### Supplied data ###

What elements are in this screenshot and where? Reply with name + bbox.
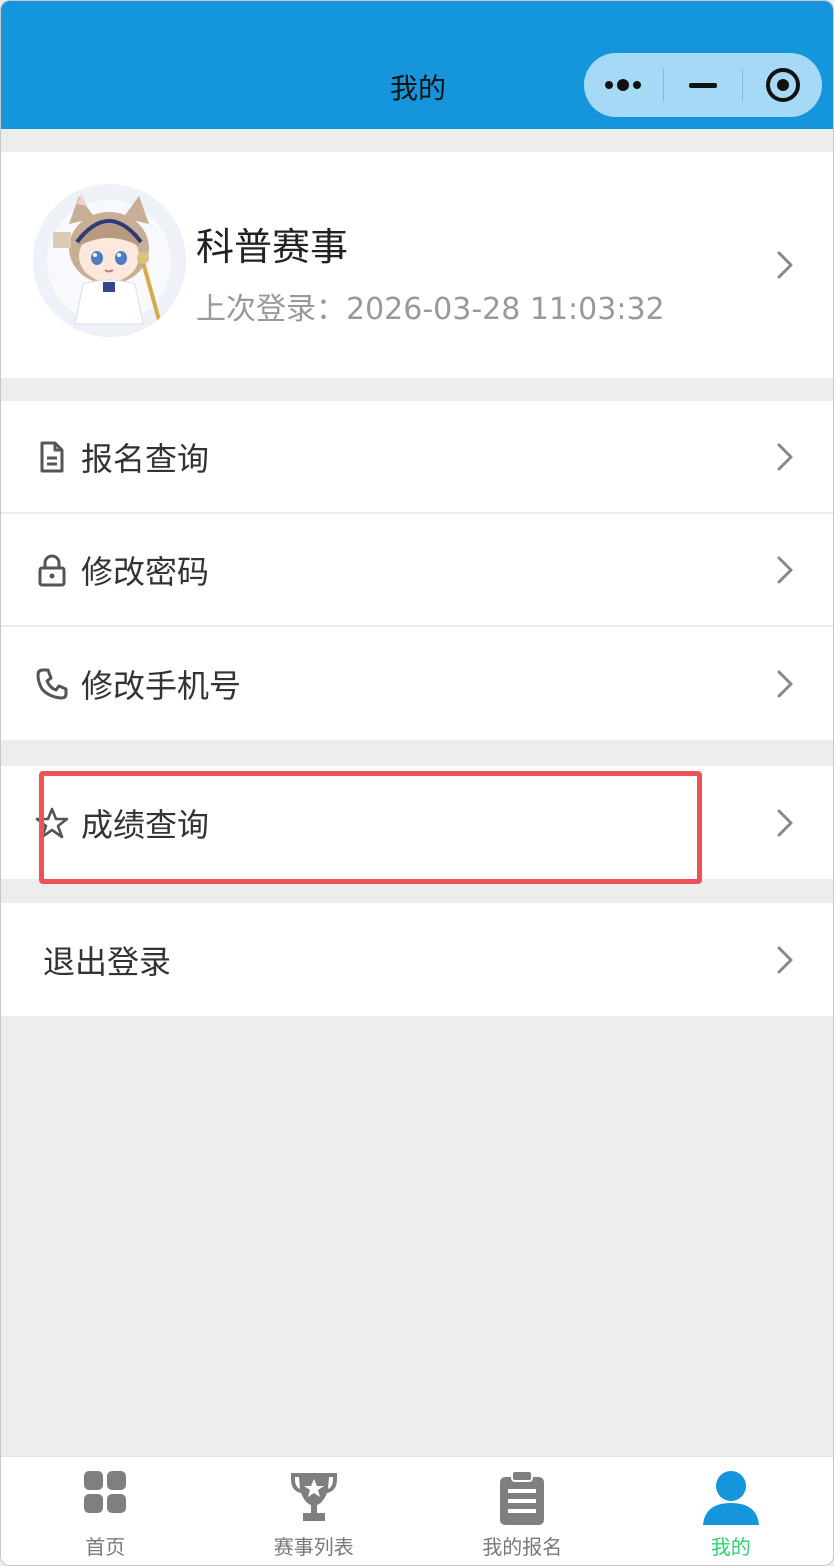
chevron-right-icon	[777, 809, 793, 836]
menu-label: 退出登录	[43, 942, 172, 981]
tab-home[interactable]: 首页	[1, 1457, 210, 1565]
phone-icon	[36, 668, 68, 699]
close-target-icon	[765, 68, 800, 102]
menu-group-account: 报名查询 修改密码 修改手机号	[1, 401, 833, 740]
chevron-right-icon	[777, 556, 793, 583]
document-icon	[40, 441, 64, 472]
menu-label: 成绩查询	[81, 805, 210, 844]
tab-events[interactable]: 赛事列表	[210, 1457, 419, 1565]
menu-item-logout[interactable]: 退出登录	[1, 903, 833, 1016]
menu-label: 修改密码	[81, 552, 210, 591]
chevron-right-icon	[777, 670, 793, 697]
menu-item-registration-query[interactable]: 报名查询	[1, 401, 833, 514]
menu-group-logout: 退出登录	[1, 903, 833, 1016]
minimize-icon	[689, 82, 717, 88]
minimize-button[interactable]	[664, 53, 743, 117]
avatar-illustration	[33, 184, 185, 336]
lock-icon	[38, 554, 66, 586]
app-frame: 我的 科普赛事 上次登录：2026-03-28 11:03:32 报名查询 修改…	[0, 0, 834, 1566]
tab-label: 首页	[85, 1535, 126, 1559]
tab-bar: 首页 赛事列表 我的报名 我的	[1, 1456, 834, 1565]
menu-label: 报名查询	[81, 439, 210, 478]
tab-label: 我的报名	[482, 1535, 563, 1559]
menu-item-change-password[interactable]: 修改密码	[1, 514, 833, 627]
trophy-icon	[290, 1473, 337, 1521]
avatar	[33, 184, 186, 337]
user-name: 科普赛事	[196, 225, 349, 269]
chevron-right-icon	[777, 443, 793, 470]
menu-item-change-phone[interactable]: 修改手机号	[1, 627, 833, 740]
user-icon	[702, 1471, 759, 1525]
tab-label: 赛事列表	[273, 1535, 354, 1559]
menu-group-score: 成绩查询	[1, 766, 833, 879]
close-button[interactable]	[743, 53, 822, 117]
tab-mine[interactable]: 我的	[627, 1457, 834, 1565]
chevron-right-icon	[777, 946, 793, 973]
tab-label: 我的	[710, 1535, 751, 1559]
menu-item-score-query[interactable]: 成绩查询	[1, 766, 833, 879]
clipboard-icon	[500, 1470, 545, 1525]
profile-card[interactable]: 科普赛事 上次登录：2026-03-28 11:03:32	[1, 152, 833, 378]
more-button[interactable]	[584, 53, 663, 117]
more-dots-icon	[605, 79, 642, 91]
nav-bar: 我的	[1, 1, 833, 129]
grid-icon	[84, 1471, 127, 1513]
star-icon	[35, 807, 69, 838]
menu-label: 修改手机号	[81, 666, 242, 705]
tab-my-registrations[interactable]: 我的报名	[418, 1457, 627, 1565]
chevron-right-icon	[777, 251, 793, 279]
mini-program-capsule	[584, 53, 822, 117]
last-login-time: 上次登录：2026-03-28 11:03:32	[196, 292, 665, 327]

###

**What you are asked to do**.
Reproduce the records above with every "chevron-right-icon" changed to "arrow-right-icon" and nothing else altered, and leave the pictures out.

**Output of the task**.
What elements are in this screenshot and where? Reply with name + bbox.
arrow-right-icon	[777, 809, 793, 836]
menu-label: 退出登录	[43, 942, 172, 981]
tab-home[interactable]: 首页	[1, 1457, 210, 1565]
phone-icon	[36, 668, 68, 699]
close-target-icon	[765, 68, 800, 102]
menu-group-account: 报名查询 修改密码 修改手机号	[1, 401, 833, 740]
arrow-right-icon	[777, 556, 793, 583]
document-icon	[40, 441, 64, 472]
menu-label: 成绩查询	[81, 805, 210, 844]
tab-events[interactable]: 赛事列表	[210, 1457, 419, 1565]
menu-item-logout[interactable]: 退出登录	[1, 903, 833, 1016]
menu-label: 修改密码	[81, 552, 210, 591]
arrow-right-icon	[777, 670, 793, 697]
menu-item-registration-query[interactable]: 报名查询	[1, 401, 833, 514]
menu-group-logout: 退出登录	[1, 903, 833, 1016]
minimize-icon	[689, 82, 717, 88]
minimize-button[interactable]	[664, 53, 743, 117]
avatar-illustration	[33, 184, 185, 336]
lock-icon	[38, 554, 66, 586]
app-frame: 我的 科普赛事 上次登录：2026-03-28 11:03:32 报名查询 修改…	[0, 0, 834, 1566]
tab-label: 首页	[85, 1535, 126, 1559]
tab-bar: 首页 赛事列表 我的报名 我的	[1, 1456, 834, 1565]
menu-label: 报名查询	[81, 439, 210, 478]
tab-label: 我的报名	[482, 1535, 563, 1559]
menu-item-change-password[interactable]: 修改密码	[1, 514, 833, 627]
trophy-icon	[290, 1473, 337, 1521]
avatar	[33, 184, 186, 337]
user-name: 科普赛事	[196, 225, 349, 269]
arrow-right-icon	[777, 443, 793, 470]
menu-item-change-phone[interactable]: 修改手机号	[1, 627, 833, 740]
user-icon	[702, 1471, 759, 1525]
tab-label: 赛事列表	[273, 1535, 354, 1559]
menu-group-score: 成绩查询	[1, 766, 833, 879]
close-button[interactable]	[743, 53, 822, 117]
tab-mine[interactable]: 我的	[627, 1457, 834, 1565]
arrow-right-icon	[777, 946, 793, 973]
tab-label: 我的	[710, 1535, 751, 1559]
menu-item-score-query[interactable]: 成绩查询	[1, 766, 833, 879]
clipboard-icon	[500, 1470, 545, 1525]
profile-card[interactable]: 科普赛事 上次登录：2026-03-28 11:03:32	[1, 152, 833, 378]
more-button[interactable]	[584, 53, 663, 117]
more-dots-icon	[605, 79, 642, 91]
nav-bar: 我的	[1, 1, 833, 129]
grid-icon	[84, 1471, 127, 1513]
star-icon	[35, 807, 69, 838]
menu-label: 修改手机号	[81, 666, 242, 705]
tab-my-registrations[interactable]: 我的报名	[418, 1457, 627, 1565]
arrow-right-icon	[777, 251, 793, 279]
mini-program-capsule	[584, 53, 822, 117]
last-login-time: 上次登录：2026-03-28 11:03:32	[196, 292, 665, 327]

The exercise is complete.